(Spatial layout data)
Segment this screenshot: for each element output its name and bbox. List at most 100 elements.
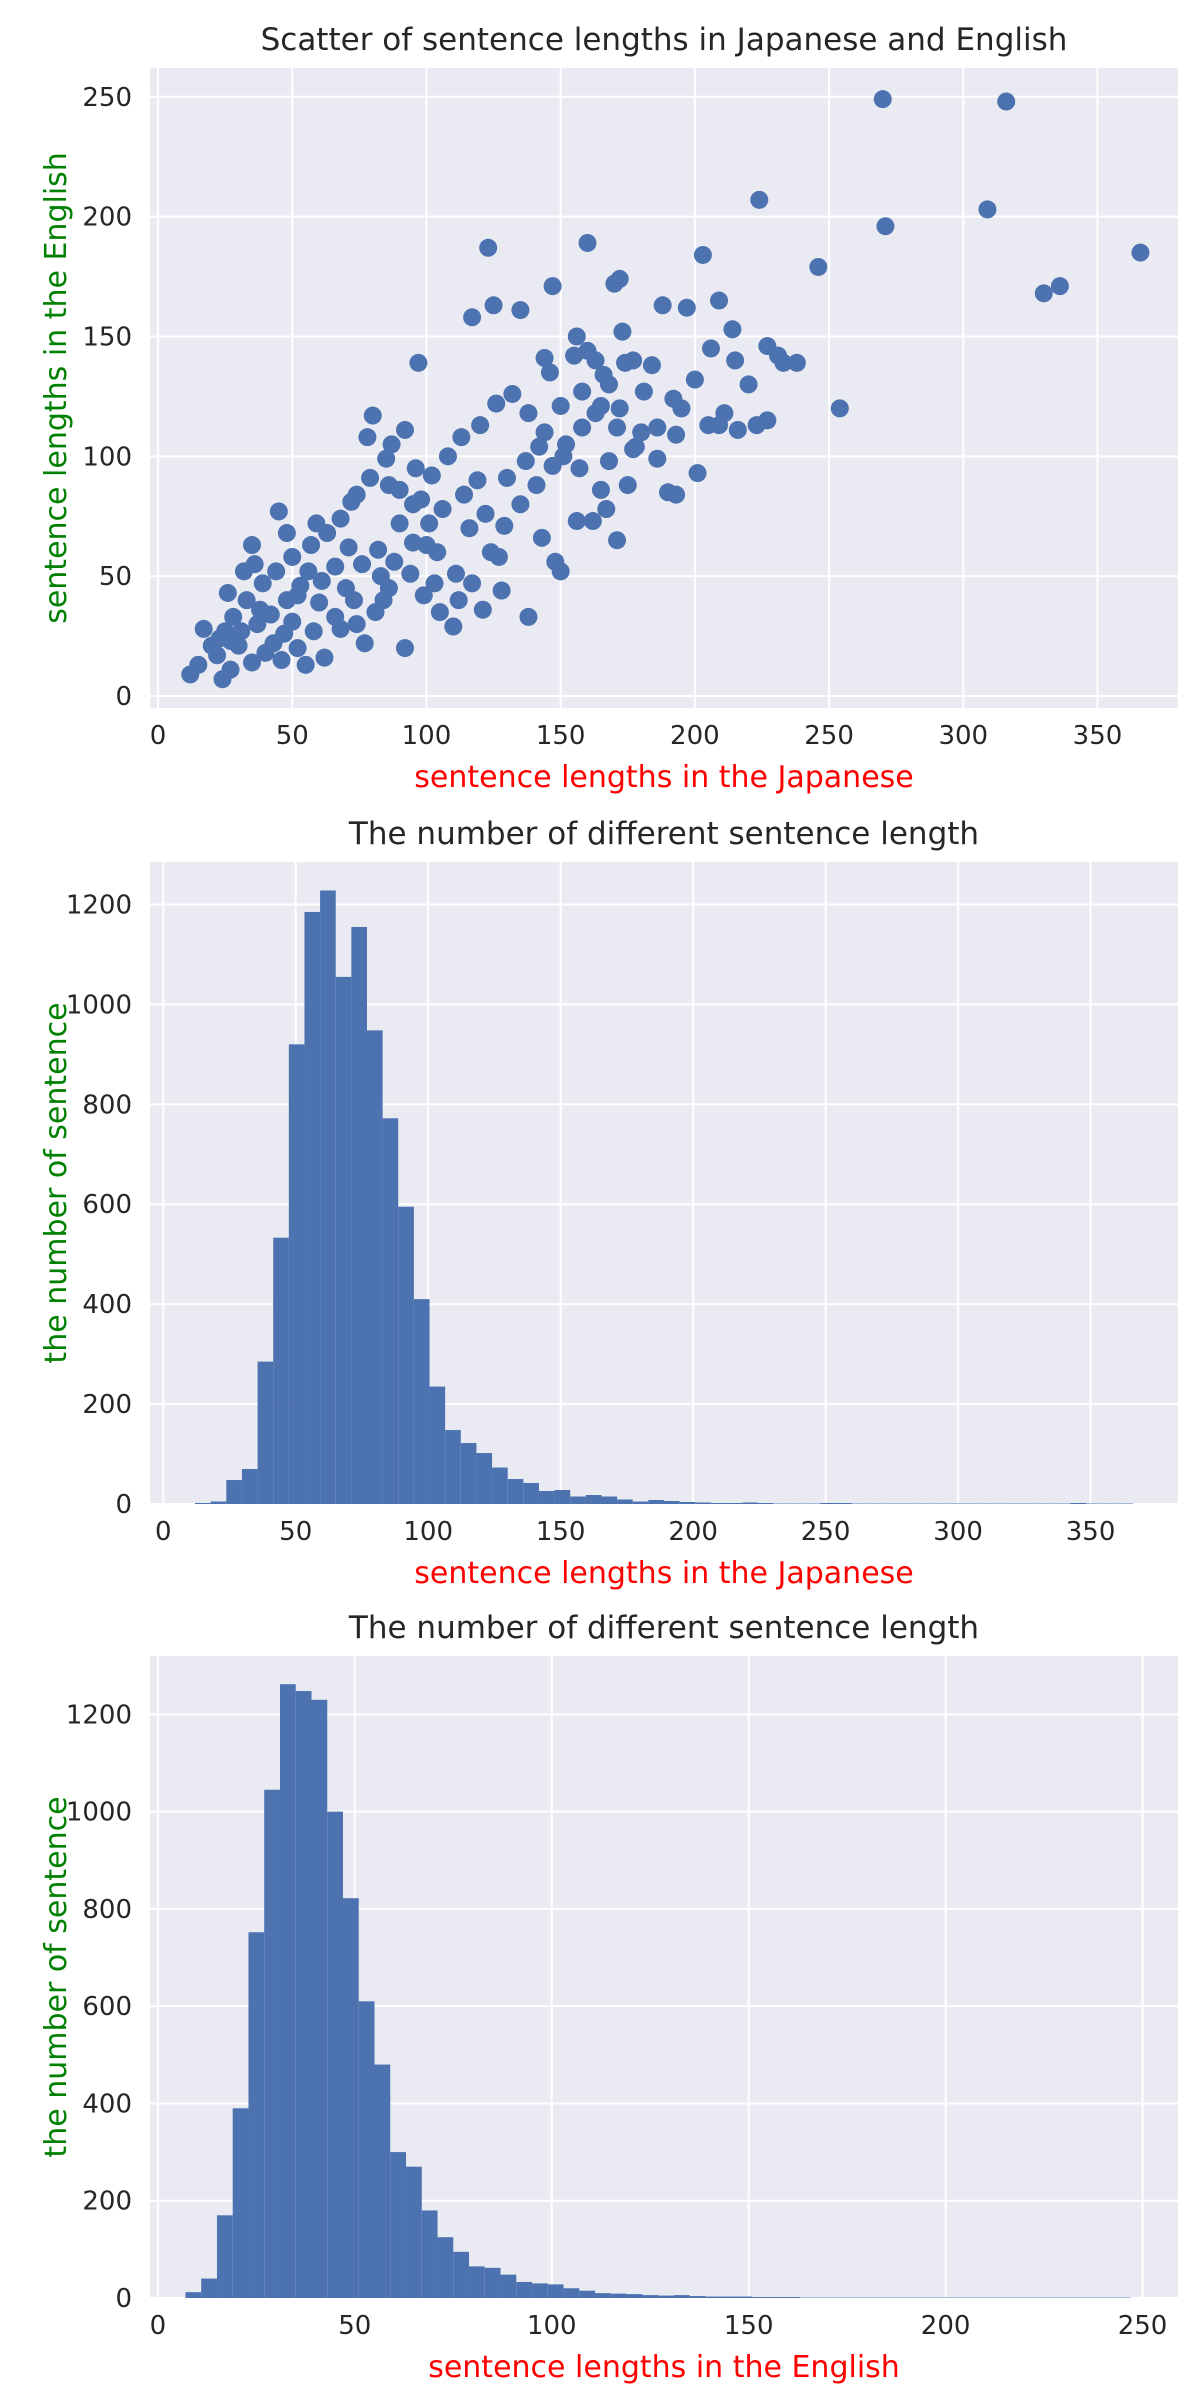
scatter-point bbox=[299, 562, 318, 581]
scatter-point bbox=[632, 423, 651, 442]
histogram-bar bbox=[304, 911, 321, 1504]
scatter-point bbox=[353, 555, 372, 574]
histogram-bar bbox=[342, 1898, 359, 2298]
scatter-point bbox=[304, 622, 323, 641]
histogram-bar bbox=[382, 1118, 399, 1504]
y-tick-label: 200 bbox=[82, 1390, 132, 1420]
y-tick-label: 0 bbox=[115, 1490, 132, 1520]
histogram-bar bbox=[421, 2210, 438, 2298]
histogram-bar bbox=[311, 1699, 328, 2298]
scatter-point bbox=[1050, 277, 1069, 296]
y-tick-label: 200 bbox=[82, 2187, 132, 2217]
scatter-point bbox=[210, 629, 229, 648]
scatter-point bbox=[567, 327, 586, 346]
scatter-point bbox=[648, 449, 667, 468]
histogram-bar bbox=[469, 2266, 485, 2298]
scatter-point bbox=[283, 547, 302, 566]
scatter-point bbox=[699, 416, 718, 435]
histogram-bar bbox=[736, 2296, 753, 2298]
histogram-bars bbox=[185, 1684, 1131, 2298]
scatter-point bbox=[873, 90, 892, 109]
scatter-point bbox=[685, 370, 704, 389]
histogram-bar bbox=[642, 2295, 659, 2298]
scatter-point bbox=[519, 607, 538, 626]
y-tick-label: 250 bbox=[82, 83, 132, 113]
scatter-point bbox=[385, 552, 404, 571]
chart-panel-2: 0 50 100 150 200 250 300 350 0 200 400 600 800 1000 12… bbox=[39, 816, 1178, 1591]
scatter-point bbox=[395, 639, 414, 658]
histogram-bar bbox=[579, 2290, 596, 2298]
y-tick-label: 800 bbox=[82, 1895, 132, 1925]
x-tick-label: 100 bbox=[403, 1517, 453, 1547]
histogram-bar bbox=[413, 1299, 430, 1504]
scatter-point bbox=[599, 452, 618, 471]
scatter-point bbox=[519, 404, 538, 423]
scatter-point bbox=[468, 471, 487, 490]
histogram-bars bbox=[195, 890, 1133, 1504]
scatter-point bbox=[269, 502, 288, 521]
scatter-point bbox=[428, 543, 447, 562]
histogram-bar bbox=[554, 1490, 571, 1504]
scatter-point bbox=[358, 428, 377, 447]
histogram-bar bbox=[617, 1499, 633, 1504]
histogram-bar bbox=[437, 2237, 454, 2298]
scatter-point bbox=[492, 581, 511, 600]
scatter-point bbox=[511, 301, 530, 320]
histogram-bar bbox=[648, 1500, 664, 1504]
y-tick-label: 600 bbox=[82, 1992, 132, 2022]
x-tick-label: 50 bbox=[276, 721, 309, 751]
scatter-point bbox=[302, 536, 321, 555]
x-tick-label: 100 bbox=[527, 2311, 577, 2341]
scatter-point bbox=[363, 406, 382, 425]
histogram-bar bbox=[492, 1467, 508, 1504]
histogram-bar bbox=[335, 976, 352, 1504]
histogram-bar bbox=[185, 2292, 202, 2298]
scatter-point bbox=[310, 593, 329, 612]
histogram-bar bbox=[279, 1684, 296, 2298]
y-axis-label: the number of sentence bbox=[39, 1002, 74, 1363]
x-tick-label: 0 bbox=[150, 721, 167, 751]
x-tick-label: 150 bbox=[536, 1517, 586, 1547]
scatter-point bbox=[758, 411, 777, 430]
scatter-point bbox=[395, 420, 414, 439]
scatter-point bbox=[248, 615, 267, 634]
histogram-bar bbox=[201, 2278, 217, 2298]
scatter-point bbox=[608, 418, 627, 437]
histogram-bar bbox=[248, 1932, 265, 2298]
scatter-point bbox=[473, 600, 492, 619]
scatter-point bbox=[830, 399, 849, 418]
histogram-bar bbox=[752, 2297, 769, 2298]
x-tick-label: 50 bbox=[338, 2311, 371, 2341]
chart-panel-1: 0 50 100 150 200 250 300 350 0 50 100 150 200 250 Scat… bbox=[39, 22, 1178, 795]
scatter-point bbox=[369, 540, 388, 559]
scatter-point bbox=[642, 356, 661, 375]
y-tick-label: 400 bbox=[82, 2089, 132, 2119]
scatter-point bbox=[688, 464, 707, 483]
scatter-point bbox=[489, 547, 508, 566]
scatter-point bbox=[739, 375, 758, 394]
scatter-point bbox=[449, 591, 468, 610]
histogram-bar bbox=[610, 2293, 627, 2298]
plot-area bbox=[150, 68, 1178, 708]
scatter-point bbox=[503, 384, 522, 403]
scatter-point bbox=[613, 322, 632, 341]
scatter-point bbox=[774, 353, 793, 372]
scatter-point bbox=[701, 339, 720, 358]
scatter-point bbox=[406, 459, 425, 478]
histogram-bar bbox=[195, 1503, 211, 1504]
scatter-point bbox=[624, 351, 643, 370]
scatter-point bbox=[463, 308, 482, 327]
histogram-bar bbox=[500, 2274, 517, 2298]
scatter-point bbox=[194, 619, 213, 638]
x-tick-label: 150 bbox=[536, 721, 586, 751]
scatter-point bbox=[366, 603, 385, 622]
scatter-point bbox=[404, 533, 423, 552]
x-tick-label: 250 bbox=[804, 721, 854, 751]
scatter-point bbox=[495, 516, 514, 535]
scatter-point bbox=[578, 233, 597, 252]
scatter-point bbox=[511, 495, 530, 514]
scatter-point bbox=[728, 420, 747, 439]
histogram-bar bbox=[673, 2295, 690, 2298]
histogram-bar bbox=[320, 890, 336, 1504]
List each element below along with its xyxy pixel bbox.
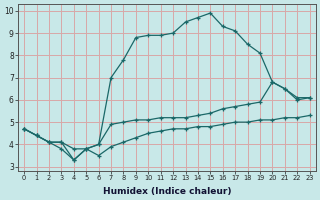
X-axis label: Humidex (Indice chaleur): Humidex (Indice chaleur)	[103, 187, 231, 196]
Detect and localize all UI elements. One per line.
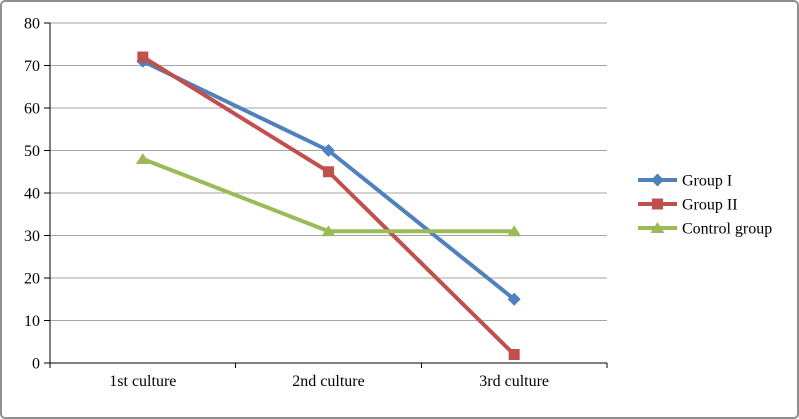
y-axis-tick-label: 10: [24, 313, 40, 330]
square-marker: [508, 349, 520, 360]
triangle-marker: [507, 225, 522, 237]
diamond-icon: [651, 173, 664, 187]
legend-item-label: Group I: [682, 173, 732, 190]
diamond-marker: [322, 144, 335, 157]
y-axis: 0 10 20 30 40 50 60 70 80: [24, 16, 51, 373]
x-axis-category-label: 3rd culture: [479, 373, 549, 390]
legend-item: Group I: [638, 173, 732, 190]
y-axis-tick-label: 60: [24, 101, 40, 118]
legend-item-label: Control group: [682, 221, 772, 238]
y-axis-tick-label: 50: [24, 143, 40, 160]
series-group-ii: [137, 51, 520, 360]
x-axis-category-label: 1st culture: [109, 373, 176, 390]
x-axis-category-label: 2nd culture: [292, 373, 364, 390]
x-axis: 1st culture 2nd culture 3rd culture: [49, 362, 608, 390]
plot-area: [135, 51, 522, 360]
square-marker: [323, 166, 334, 178]
triangle-icon: [650, 222, 665, 233]
legend-item: Control group: [638, 221, 772, 238]
legend: Group I Group II Control group: [638, 173, 772, 238]
triangle-marker: [135, 153, 150, 164]
y-axis-tick-label: 20: [24, 271, 40, 288]
legend-item-label: Group II: [682, 197, 738, 214]
square-icon: [652, 198, 663, 210]
diamond-marker: [507, 292, 521, 306]
y-axis-tick-label: 0: [32, 356, 40, 373]
y-axis-tick-label: 80: [24, 16, 40, 33]
y-axis-tick-label: 40: [24, 186, 40, 203]
y-axis-tick-label: 70: [24, 58, 40, 75]
square-marker: [137, 51, 149, 63]
triangle-marker: [321, 225, 336, 237]
legend-item: Group II: [638, 197, 738, 214]
y-axis-tick-label: 30: [24, 228, 40, 245]
series-control-group: [135, 153, 522, 237]
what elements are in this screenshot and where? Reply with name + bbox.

WHAT YOU ARE ASKED TO DO ▸ Extract every line of the entries above verbatim, leaving out the pictures.

THE ANSWER ▸
Segment this screenshot: for each element output its name and bbox. List at most 100 elements.
scatter-point bbox=[299, 562, 318, 581]
scatter-point bbox=[632, 423, 651, 442]
histogram-bar bbox=[304, 911, 321, 1504]
scatter-point bbox=[353, 555, 372, 574]
histogram-bar bbox=[342, 1898, 359, 2298]
scatter-point bbox=[304, 622, 323, 641]
histogram-bar bbox=[382, 1118, 399, 1504]
y-tick-label: 200 bbox=[82, 1390, 132, 1420]
y-tick-label: 0 bbox=[115, 1490, 132, 1520]
histogram-bar bbox=[421, 2210, 438, 2298]
histogram-bar bbox=[311, 1699, 328, 2298]
scatter-point bbox=[1050, 277, 1069, 296]
y-tick-label: 200 bbox=[82, 2187, 132, 2217]
scatter-point bbox=[210, 629, 229, 648]
scatter-point bbox=[567, 327, 586, 346]
scatter-point bbox=[648, 449, 667, 468]
histogram-bar bbox=[469, 2266, 485, 2298]
scatter-point bbox=[283, 547, 302, 566]
scatter-point bbox=[699, 416, 718, 435]
histogram-bar bbox=[736, 2296, 753, 2298]
histogram-bars bbox=[185, 1684, 1131, 2298]
scatter-point bbox=[873, 90, 892, 109]
scatter-point bbox=[685, 370, 704, 389]
histogram-bar bbox=[642, 2295, 659, 2298]
scatter-point bbox=[519, 607, 538, 626]
y-tick-label: 250 bbox=[82, 83, 132, 113]
scatter-point bbox=[385, 552, 404, 571]
chart-panel-2: 0 50 100 150 200 250 300 350 0 200 400 600 800 1000 12… bbox=[39, 816, 1178, 1591]
scatter-point bbox=[395, 639, 414, 658]
histogram-bar bbox=[579, 2290, 596, 2298]
y-tick-label: 800 bbox=[82, 1895, 132, 1925]
x-tick-label: 100 bbox=[403, 1517, 453, 1547]
histogram-bar bbox=[413, 1299, 430, 1504]
scatter-point bbox=[599, 452, 618, 471]
scatter-point bbox=[519, 404, 538, 423]
scatter-point bbox=[468, 471, 487, 490]
histogram-bars bbox=[195, 890, 1133, 1504]
scatter-point bbox=[269, 502, 288, 521]
scatter-point bbox=[428, 543, 447, 562]
histogram-bar bbox=[554, 1490, 571, 1504]
scatter-point bbox=[358, 428, 377, 447]
histogram-bar bbox=[617, 1499, 633, 1504]
histogram-bar bbox=[437, 2237, 454, 2298]
scatter-point bbox=[492, 581, 511, 600]
scatter-point bbox=[511, 301, 530, 320]
histogram-bar bbox=[648, 1500, 664, 1504]
y-tick-label: 600 bbox=[82, 1992, 132, 2022]
x-tick-label: 50 bbox=[276, 721, 309, 751]
scatter-point bbox=[302, 536, 321, 555]
x-tick-label: 100 bbox=[527, 2311, 577, 2341]
scatter-point bbox=[363, 406, 382, 425]
histogram-bar bbox=[492, 1467, 508, 1504]
histogram-bar bbox=[335, 976, 352, 1504]
histogram-bar bbox=[185, 2292, 202, 2298]
scatter-point bbox=[310, 593, 329, 612]
histogram-bar bbox=[279, 1684, 296, 2298]
y-axis-label: the number of sentence bbox=[39, 1002, 74, 1363]
x-tick-label: 0 bbox=[150, 721, 167, 751]
x-tick-label: 150 bbox=[536, 1517, 586, 1547]
scatter-point bbox=[758, 411, 777, 430]
scatter-point bbox=[395, 420, 414, 439]
scatter-point bbox=[248, 615, 267, 634]
histogram-bar bbox=[201, 2278, 217, 2298]
scatter-point bbox=[608, 418, 627, 437]
histogram-bar bbox=[248, 1932, 265, 2298]
scatter-point bbox=[473, 600, 492, 619]
scatter-point bbox=[830, 399, 849, 418]
histogram-bar bbox=[752, 2297, 769, 2298]
x-tick-label: 50 bbox=[338, 2311, 371, 2341]
chart-panel-1: 0 50 100 150 200 250 300 350 0 50 100 150 200 250 Scat… bbox=[39, 22, 1178, 795]
scatter-point bbox=[369, 540, 388, 559]
scatter-point bbox=[642, 356, 661, 375]
y-tick-label: 400 bbox=[82, 2089, 132, 2119]
scatter-point bbox=[688, 464, 707, 483]
scatter-point bbox=[489, 547, 508, 566]
scatter-point bbox=[739, 375, 758, 394]
scatter-point bbox=[449, 591, 468, 610]
histogram-bar bbox=[610, 2293, 627, 2298]
plot-area bbox=[150, 68, 1178, 708]
scatter-point bbox=[503, 384, 522, 403]
scatter-point bbox=[613, 322, 632, 341]
scatter-point bbox=[774, 353, 793, 372]
scatter-point bbox=[701, 339, 720, 358]
scatter-point bbox=[406, 459, 425, 478]
histogram-bar bbox=[195, 1503, 211, 1504]
scatter-point bbox=[624, 351, 643, 370]
scatter-point bbox=[463, 308, 482, 327]
histogram-bar bbox=[500, 2274, 517, 2298]
scatter-point bbox=[194, 619, 213, 638]
x-tick-label: 150 bbox=[536, 721, 586, 751]
scatter-point bbox=[366, 603, 385, 622]
scatter-point bbox=[404, 533, 423, 552]
x-tick-label: 250 bbox=[804, 721, 854, 751]
scatter-point bbox=[495, 516, 514, 535]
scatter-point bbox=[578, 233, 597, 252]
scatter-point bbox=[511, 495, 530, 514]
scatter-point bbox=[728, 420, 747, 439]
histogram-bar bbox=[673, 2295, 690, 2298]
histogram-bar bbox=[320, 890, 336, 1504]
List each element below along with its xyxy pixel bbox.
X-axis label: Humidex (Indice chaleur): Humidex (Indice chaleur)	[103, 187, 231, 196]
Detect and localize all UI elements. One per line.
y-axis-tick-label: 10: [24, 313, 40, 330]
square-marker: [508, 349, 520, 360]
triangle-marker: [507, 225, 522, 237]
diamond-icon: [651, 173, 664, 187]
legend-item-label: Group I: [682, 173, 732, 190]
diamond-marker: [322, 144, 335, 157]
y-axis: 0 10 20 30 40 50 60 70 80: [24, 16, 51, 373]
x-axis-category-label: 3rd culture: [479, 373, 549, 390]
legend-item: Group I: [638, 173, 732, 190]
y-axis-tick-label: 60: [24, 101, 40, 118]
legend-item-label: Control group: [682, 221, 772, 238]
y-axis-tick-label: 50: [24, 143, 40, 160]
series-group-ii: [137, 51, 520, 360]
x-axis-category-label: 1st culture: [109, 373, 176, 390]
x-axis-category-label: 2nd culture: [292, 373, 364, 390]
x-axis: 1st culture 2nd culture 3rd culture: [49, 362, 608, 390]
plot-area: [135, 51, 522, 360]
square-marker: [323, 166, 334, 178]
triangle-icon: [650, 222, 665, 233]
legend-item: Control group: [638, 221, 772, 238]
legend: Group I Group II Control group: [638, 173, 772, 238]
triangle-marker: [135, 153, 150, 164]
y-axis-tick-label: 20: [24, 271, 40, 288]
legend-item-label: Group II: [682, 197, 738, 214]
square-icon: [652, 198, 663, 210]
diamond-marker: [507, 292, 521, 306]
y-axis-tick-label: 0: [32, 356, 40, 373]
y-axis-tick-label: 80: [24, 16, 40, 33]
y-axis-tick-label: 40: [24, 186, 40, 203]
y-axis-tick-label: 70: [24, 58, 40, 75]
square-marker: [137, 51, 149, 63]
triangle-marker: [321, 225, 336, 237]
legend-item: Group II: [638, 197, 738, 214]
y-axis-tick-label: 30: [24, 228, 40, 245]
series-control-group: [135, 153, 522, 237]
what elements are in this screenshot and where? Reply with name + bbox.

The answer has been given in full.